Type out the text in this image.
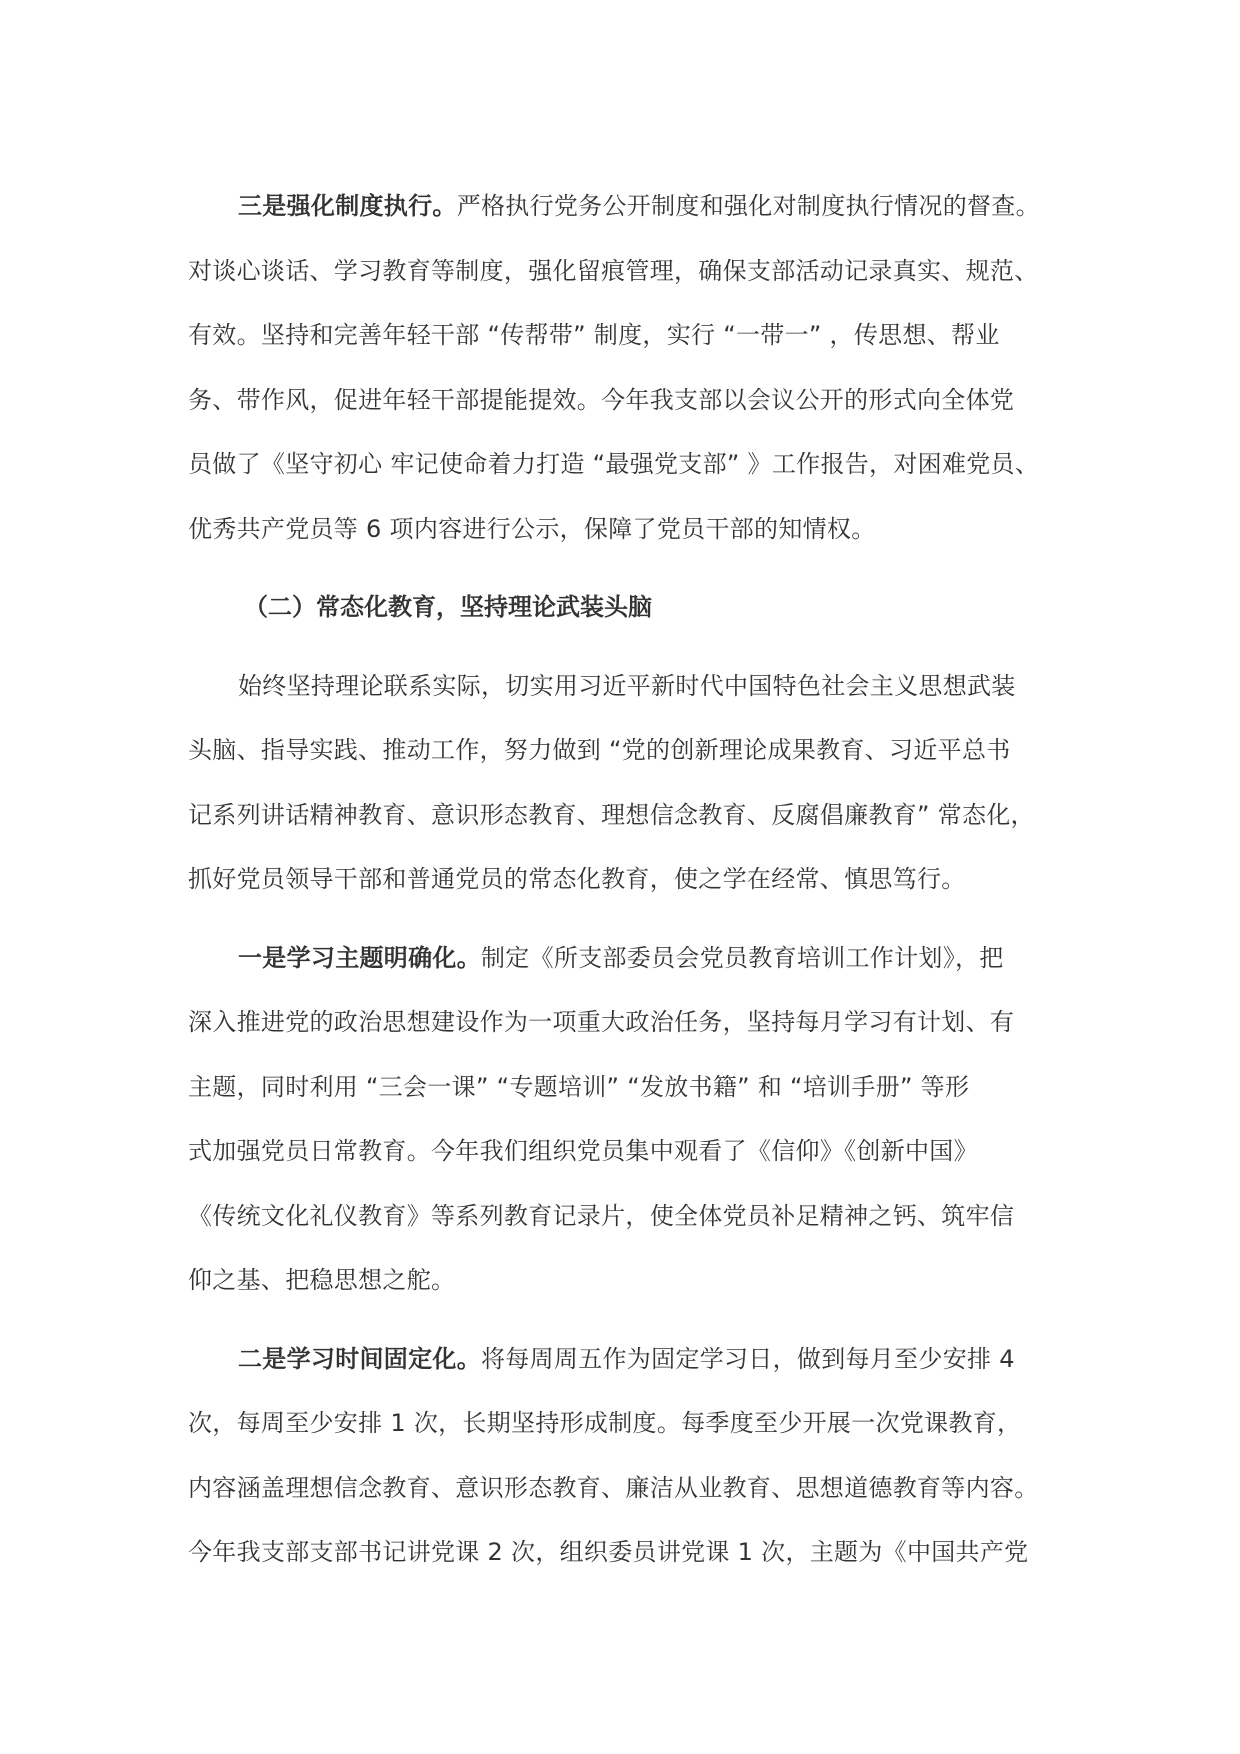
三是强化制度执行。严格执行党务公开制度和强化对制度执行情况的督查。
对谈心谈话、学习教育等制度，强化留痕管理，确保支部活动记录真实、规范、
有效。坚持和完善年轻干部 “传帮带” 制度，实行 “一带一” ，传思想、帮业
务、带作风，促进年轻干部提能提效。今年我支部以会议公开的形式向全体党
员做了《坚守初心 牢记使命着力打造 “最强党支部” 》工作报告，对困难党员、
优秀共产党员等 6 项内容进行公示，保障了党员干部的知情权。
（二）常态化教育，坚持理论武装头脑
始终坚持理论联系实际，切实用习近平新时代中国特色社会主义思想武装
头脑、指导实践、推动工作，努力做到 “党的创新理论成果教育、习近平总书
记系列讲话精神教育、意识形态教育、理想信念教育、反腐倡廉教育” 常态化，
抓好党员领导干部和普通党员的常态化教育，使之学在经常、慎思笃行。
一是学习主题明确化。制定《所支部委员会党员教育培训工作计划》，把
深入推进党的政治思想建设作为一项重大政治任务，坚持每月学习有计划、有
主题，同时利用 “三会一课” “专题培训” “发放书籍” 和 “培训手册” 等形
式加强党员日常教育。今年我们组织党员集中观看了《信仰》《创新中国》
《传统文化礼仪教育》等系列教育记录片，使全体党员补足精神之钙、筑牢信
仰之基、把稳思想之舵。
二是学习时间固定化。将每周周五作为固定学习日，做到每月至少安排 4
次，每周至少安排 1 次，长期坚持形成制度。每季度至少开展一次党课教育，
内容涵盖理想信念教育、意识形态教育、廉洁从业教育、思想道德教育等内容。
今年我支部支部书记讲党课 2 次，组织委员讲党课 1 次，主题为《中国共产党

^^^^^^^^

# Exercise directions:
Pull every line containing "意识形态教育" from the data.

# Complete response:
记系列讲话精神教育、意识形态教育、理想信念教育、反腐倡廉教育” 常态化，
内容涵盖理想信念教育、意识形态教育、廉洁从业教育、思想道德教育等内容。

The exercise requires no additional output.